__TO BE DONE__
Find every line in the entries below that contains the string "heading" and copy each of those lines. Case counts.

Bounding box entries

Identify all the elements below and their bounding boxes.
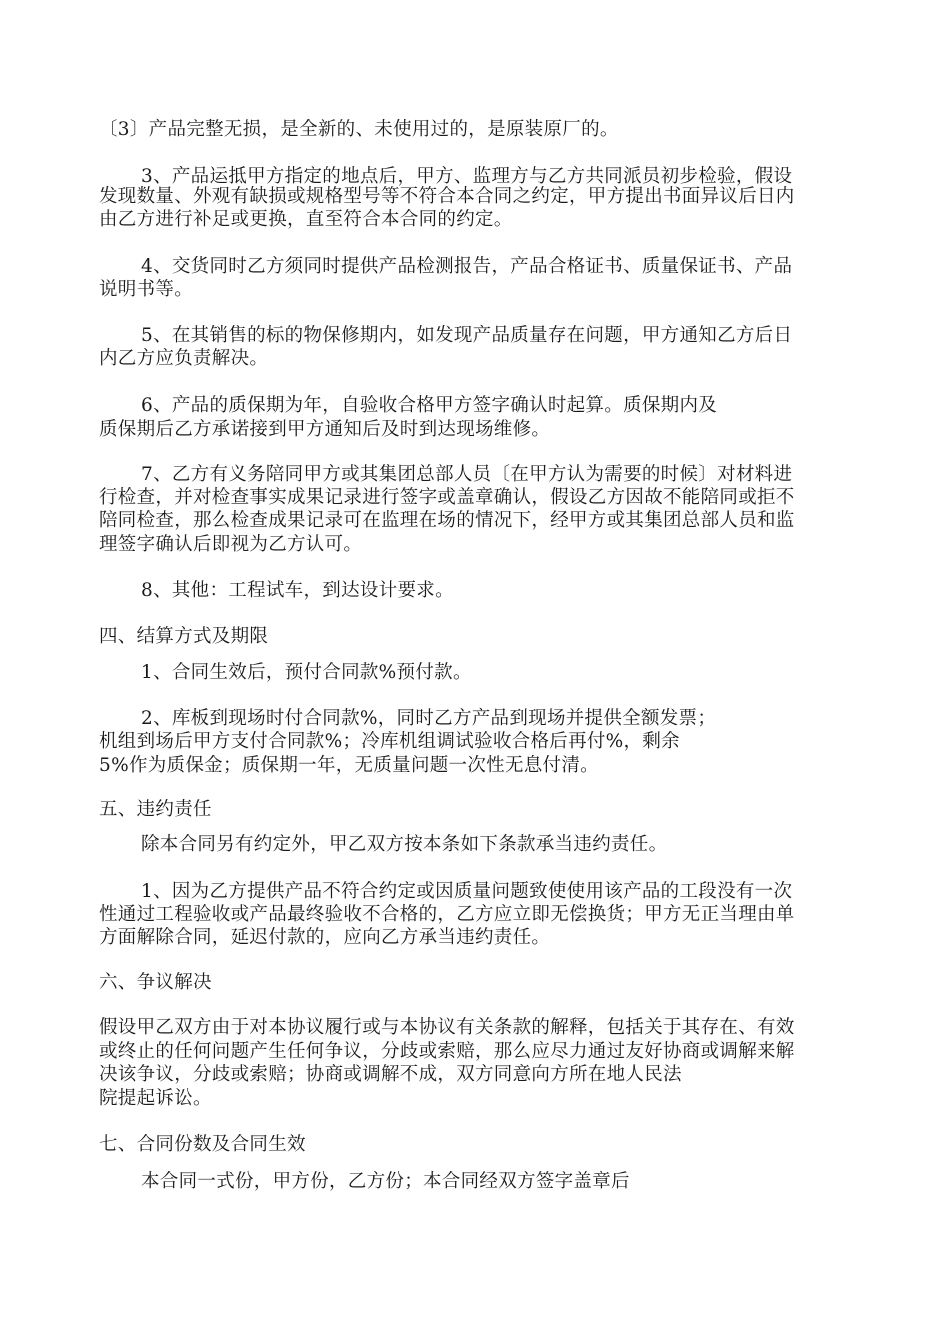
section-heading: 五、违约责任 <box>99 799 212 820</box>
text-line: 5%作为质保金；质保期一年，无质量问题一次性无息付清。 <box>99 755 599 776</box>
text-line: 性通过工程验收或产品最终验收不合格的，乙方应立即无偿换货；甲方无正当理由单 <box>99 904 795 925</box>
text-line: 发现数量、外观有缺损或规格型号等不符合本合同之约定，甲方提出书面异议后日内 <box>99 186 795 207</box>
section-heading: 四、结算方式及期限 <box>99 626 269 647</box>
text-line: 假设甲乙双方由于对本协议履行或与本协议有关条款的解释，包括关于其存在、有效 <box>99 1017 795 1038</box>
section-heading: 七、合同份数及合同生效 <box>99 1134 306 1155</box>
text-line: 内乙方应负责解决。 <box>99 348 269 369</box>
text-line: 决该争议，分歧或索赔；协商或调解不成，双方同意向方所在地人民法 <box>99 1064 682 1085</box>
text-line: 由乙方进行补足或更换，直至符合本合同的约定。 <box>99 209 513 230</box>
text-line: 7、乙方有义务陪同甲方或其集团总部人员〔在甲方认为需要的时候〕对材料进 <box>141 464 793 485</box>
text-line: 2、库板到现场时付合同款%，同时乙方产品到现场并提供全额发票； <box>141 708 717 729</box>
text-line: 质保期后乙方承诺接到甲方通知后及时到达现场维修。 <box>99 419 551 440</box>
text-line: 陪同检查，那么检查成果记录可在监理在场的情况下，经甲方或其集团总部人员和监 <box>99 510 795 531</box>
text-line: 或终止的任何问题产生任何争议，分歧或索赔，那么应尽力通过友好协商或调解来解 <box>99 1041 795 1062</box>
text-line: 5、在其销售的标的物保修期内，如发现产品质量存在问题，甲方通知乙方后日 <box>141 325 793 346</box>
text-line: 院提起诉讼。 <box>99 1088 212 1109</box>
section-heading: 六、争议解决 <box>99 972 212 993</box>
text-line: 方面解除合同，延迟付款的，应向乙方承当违约责任。 <box>99 927 551 948</box>
text-line: 8、其他：工程试车，到达设计要求。 <box>141 580 454 601</box>
text-line: 机组到场后甲方支付合同款%；冷库机组调试验收合格后再付%，剩余 <box>99 731 680 752</box>
text-line: 1、合同生效后，预付合同款%预付款。 <box>141 662 472 683</box>
text-line: 3、产品运抵甲方指定的地点后，甲方、监理方与乙方共同派员初步检验，假设 <box>141 166 793 187</box>
text-line: 6、产品的质保期为年，自验收合格甲方签字确认时起算。质保期内及 <box>141 395 718 416</box>
text-line: 1、因为乙方提供产品不符合约定或因质量问题致使使用该产品的工段没有一次 <box>141 881 793 902</box>
text-line: 本合同一式份，甲方份，乙方份；本合同经双方签字盖章后 <box>141 1171 630 1192</box>
text-line: 理签字确认后即视为乙方认可。 <box>99 534 363 555</box>
text-line: 除本合同另有约定外，甲乙双方按本条如下条款承当违约责任。 <box>141 834 668 855</box>
text-line: 4、交货同时乙方须同时提供产品检测报告，产品合格证书、质量保证书、产品 <box>141 256 793 277</box>
text-line: 〔3〕产品完整无损，是全新的、未使用过的，是原装原厂的。 <box>99 119 619 140</box>
text-line: 行检查，并对检查事实成果记录进行签字或盖章确认，假设乙方因故不能陪同或拒不 <box>99 487 795 508</box>
text-line: 说明书等。 <box>99 279 194 300</box>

__RESPONSE FOR THIS EXERCISE__
section-heading: 五、违约责任 <box>99 799 212 820</box>
section-heading: 四、结算方式及期限 <box>99 626 269 647</box>
section-heading: 七、合同份数及合同生效 <box>99 1134 306 1155</box>
section-heading: 六、争议解决 <box>99 972 212 993</box>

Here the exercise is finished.